» WRITTEN PROBLEM
Copy out all the data, word for word.

** START DATASET EXCERPTS **

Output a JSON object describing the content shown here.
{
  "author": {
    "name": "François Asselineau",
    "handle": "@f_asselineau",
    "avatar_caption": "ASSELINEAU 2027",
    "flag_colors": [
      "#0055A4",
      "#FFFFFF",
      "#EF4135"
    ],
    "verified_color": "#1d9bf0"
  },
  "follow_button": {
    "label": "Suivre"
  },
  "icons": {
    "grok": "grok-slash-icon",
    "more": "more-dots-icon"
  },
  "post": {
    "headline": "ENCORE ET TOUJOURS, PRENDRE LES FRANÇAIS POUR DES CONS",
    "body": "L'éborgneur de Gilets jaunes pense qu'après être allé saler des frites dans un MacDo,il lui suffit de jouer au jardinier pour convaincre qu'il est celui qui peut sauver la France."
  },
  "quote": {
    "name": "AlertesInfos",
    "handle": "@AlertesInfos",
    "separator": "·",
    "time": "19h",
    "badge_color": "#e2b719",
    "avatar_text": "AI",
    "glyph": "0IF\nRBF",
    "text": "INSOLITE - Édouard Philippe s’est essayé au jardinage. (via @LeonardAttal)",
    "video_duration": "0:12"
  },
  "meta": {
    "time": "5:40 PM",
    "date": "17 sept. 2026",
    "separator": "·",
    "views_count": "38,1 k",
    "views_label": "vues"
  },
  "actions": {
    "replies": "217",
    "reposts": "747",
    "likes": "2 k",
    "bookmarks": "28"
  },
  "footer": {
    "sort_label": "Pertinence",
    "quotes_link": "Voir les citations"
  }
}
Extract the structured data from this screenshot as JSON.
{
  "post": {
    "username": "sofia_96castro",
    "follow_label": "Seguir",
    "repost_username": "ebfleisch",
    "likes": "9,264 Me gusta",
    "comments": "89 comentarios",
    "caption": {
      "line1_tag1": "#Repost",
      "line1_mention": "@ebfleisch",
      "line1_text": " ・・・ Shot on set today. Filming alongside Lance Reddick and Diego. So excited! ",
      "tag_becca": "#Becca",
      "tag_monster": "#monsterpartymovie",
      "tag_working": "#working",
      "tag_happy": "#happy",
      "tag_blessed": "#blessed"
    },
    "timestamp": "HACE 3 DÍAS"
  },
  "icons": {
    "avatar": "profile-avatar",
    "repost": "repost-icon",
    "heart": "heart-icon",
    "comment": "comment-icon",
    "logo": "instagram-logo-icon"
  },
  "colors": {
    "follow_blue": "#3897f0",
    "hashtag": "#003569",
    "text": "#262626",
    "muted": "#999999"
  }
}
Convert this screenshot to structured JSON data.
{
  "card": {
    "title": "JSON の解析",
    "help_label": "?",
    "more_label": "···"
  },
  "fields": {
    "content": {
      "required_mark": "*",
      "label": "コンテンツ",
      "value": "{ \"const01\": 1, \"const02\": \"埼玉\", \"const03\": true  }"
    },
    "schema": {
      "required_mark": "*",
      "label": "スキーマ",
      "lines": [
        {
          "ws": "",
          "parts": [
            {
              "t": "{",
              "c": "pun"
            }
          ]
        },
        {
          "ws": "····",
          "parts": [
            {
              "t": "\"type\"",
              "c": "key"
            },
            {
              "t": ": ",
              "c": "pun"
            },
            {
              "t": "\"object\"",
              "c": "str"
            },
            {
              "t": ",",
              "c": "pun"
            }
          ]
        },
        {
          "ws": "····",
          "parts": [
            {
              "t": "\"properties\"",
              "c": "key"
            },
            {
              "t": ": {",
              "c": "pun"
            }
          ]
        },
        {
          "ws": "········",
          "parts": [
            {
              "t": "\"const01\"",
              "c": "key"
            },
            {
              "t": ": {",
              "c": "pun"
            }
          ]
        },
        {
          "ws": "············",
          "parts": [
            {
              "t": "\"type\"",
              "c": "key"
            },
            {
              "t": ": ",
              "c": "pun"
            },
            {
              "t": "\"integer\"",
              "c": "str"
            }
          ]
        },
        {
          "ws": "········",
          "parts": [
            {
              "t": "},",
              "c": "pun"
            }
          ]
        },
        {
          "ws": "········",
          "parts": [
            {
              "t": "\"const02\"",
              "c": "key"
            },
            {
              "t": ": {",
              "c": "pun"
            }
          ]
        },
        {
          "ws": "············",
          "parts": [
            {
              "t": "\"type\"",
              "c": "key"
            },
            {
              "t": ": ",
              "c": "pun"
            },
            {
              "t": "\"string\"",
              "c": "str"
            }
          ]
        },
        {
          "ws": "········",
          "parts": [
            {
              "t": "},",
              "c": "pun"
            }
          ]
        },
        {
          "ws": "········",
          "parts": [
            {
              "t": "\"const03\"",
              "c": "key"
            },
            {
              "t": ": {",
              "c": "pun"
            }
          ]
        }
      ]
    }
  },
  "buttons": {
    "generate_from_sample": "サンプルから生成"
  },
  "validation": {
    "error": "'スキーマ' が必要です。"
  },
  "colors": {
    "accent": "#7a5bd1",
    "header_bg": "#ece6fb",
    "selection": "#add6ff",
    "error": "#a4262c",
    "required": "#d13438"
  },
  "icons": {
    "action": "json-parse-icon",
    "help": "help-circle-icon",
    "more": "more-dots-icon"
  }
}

** END DATASET EXCERPTS **

» ANSWER BELOW
Output a JSON object describing the content shown here.
{
  "author": {
    "name": "François Asselineau",
    "handle": "@f_asselineau",
    "avatar_caption": "ASSELINEAU 2027",
    "flag_colors": [
      "#0055A4",
      "#FFFFFF",
      "#EF4135"
    ],
    "verified_color": "#1d9bf0"
  },
  "follow_button": {
    "label": "Suivre"
  },
  "icons": {
    "grok": "grok-slash-icon",
    "more": "more-dots-icon"
  },
  "post": {
    "headline": "ENCORE ET TOUJOURS, PRENDRE LES FRANÇAIS POUR DES CONS",
    "body": "L'éborgneur de Gilets jaunes pense qu'après être allé saler des frites dans un MacDo,il lui suffit de jouer au jardinier pour convaincre qu'il est celui qui peut sauver la France."
  },
  "quote": {
    "name": "AlertesInfos",
    "handle": "@AlertesInfos",
    "separator": "·",
    "time": "19h",
    "badge_color": "#e2b719",
    "avatar_text": "AI",
    "glyph": "0IF\nRBF",
    "text": "INSOLITE - Édouard Philippe s’est essayé au jardinage. (via @LeonardAttal)",
    "video_duration": "0:12"
  },
  "meta": {
    "time": "5:40 PM",
    "date": "17 sept. 2026",
    "separator": "·",
    "views_count": "38,1 k",
    "views_label": "vues"
  },
  "actions": {
    "replies": "217",
    "reposts": "747",
    "likes": "2 k",
    "bookmarks": "28"
  },
  "footer": {
    "sort_label": "Pertinence",
    "quotes_link": "Voir les citations"
  }
}
Extract the structured data from this screenshot as JSON.
{
  "post": {
    "username": "sofia_96castro",
    "follow_label": "Seguir",
    "repost_username": "ebfleisch",
    "likes": "9,264 Me gusta",
    "comments": "89 comentarios",
    "caption": {
      "line1_tag1": "#Repost",
      "line1_mention": "@ebfleisch",
      "line1_text": " ・・・ Shot on set today. Filming alongside Lance Reddick and Diego. So excited! ",
      "tag_becca": "#Becca",
      "tag_monster": "#monsterpartymovie",
      "tag_working": "#working",
      "tag_happy": "#happy",
      "tag_blessed": "#blessed"
    },
    "timestamp": "HACE 3 DÍAS"
  },
  "icons": {
    "avatar": "profile-avatar",
    "repost": "repost-icon",
    "heart": "heart-icon",
    "comment": "comment-icon",
    "logo": "instagram-logo-icon"
  },
  "colors": {
    "follow_blue": "#3897f0",
    "hashtag": "#003569",
    "text": "#262626",
    "muted": "#999999"
  }
}
Convert this screenshot to structured JSON data.
{
  "card": {
    "title": "JSON の解析",
    "help_label": "?",
    "more_label": "···"
  },
  "fields": {
    "content": {
      "required_mark": "*",
      "label": "コンテンツ",
      "value": "{ \"const01\": 1, \"const02\": \"埼玉\", \"const03\": true  }"
    },
    "schema": {
      "required_mark": "*",
      "label": "スキーマ",
      "lines": [
        {
          "ws": "",
          "parts": [
            {
              "t": "{",
              "c": "pun"
            }
          ]
        },
        {
          "ws": "····",
          "parts": [
            {
              "t": "\"type\"",
              "c": "key"
            },
            {
              "t": ": ",
              "c": "pun"
            },
            {
              "t": "\"object\"",
              "c": "str"
            },
            {
              "t": ",",
              "c": "pun"
            }
          ]
        },
        {
          "ws": "····",
          "parts": [
            {
              "t": "\"properties\"",
              "c": "key"
            },
            {
              "t": ": {",
              "c": "pun"
            }
          ]
        },
        {
          "ws": "········",
          "parts": [
            {
              "t": "\"const01\"",
              "c": "key"
            },
            {
              "t": ": {",
              "c": "pun"
            }
          ]
        },
        {
          "ws": "············",
          "parts": [
            {
              "t": "\"type\"",
              "c": "key"
            },
            {
              "t": ": ",
              "c": "pun"
            },
            {
              "t": "\"integer\"",
              "c": "str"
            }
          ]
        },
        {
          "ws": "········",
          "parts": [
            {
              "t": "},",
              "c": "pun"
            }
          ]
        },
        {
          "ws": "········",
          "parts": [
            {
              "t": "\"const02\"",
              "c": "key"
            },
            {
              "t": ": {",
              "c": "pun"
            }
          ]
        },
        {
          "ws": "············",
          "parts": [
            {
              "t": "\"type\"",
              "c": "key"
            },
            {
              "t": ": ",
              "c": "pun"
            },
            {
              "t": "\"string\"",
              "c": "str"
            }
          ]
        },
        {
          "ws": "········",
          "parts": [
            {
              "t": "},",
              "c": "pun"
            }
          ]
        },
        {
          "ws": "········",
          "parts": [
            {
              "t": "\"const03\"",
              "c": "key"
            },
            {
              "t": ": {",
              "c": "pun"
            }
          ]
        }
      ]
    }
  },
  "buttons": {
    "generate_from_sample": "サンプルから生成"
  },
  "validation": {
    "error": "'スキーマ' が必要です。"
  },
  "colors": {
    "accent": "#7a5bd1",
    "header_bg": "#ece6fb",
    "selection": "#add6ff",
    "error": "#a4262c",
    "required": "#d13438"
  },
  "icons": {
    "action": "json-parse-icon",
    "help": "help-circle-icon",
    "more": "more-dots-icon"
  }
}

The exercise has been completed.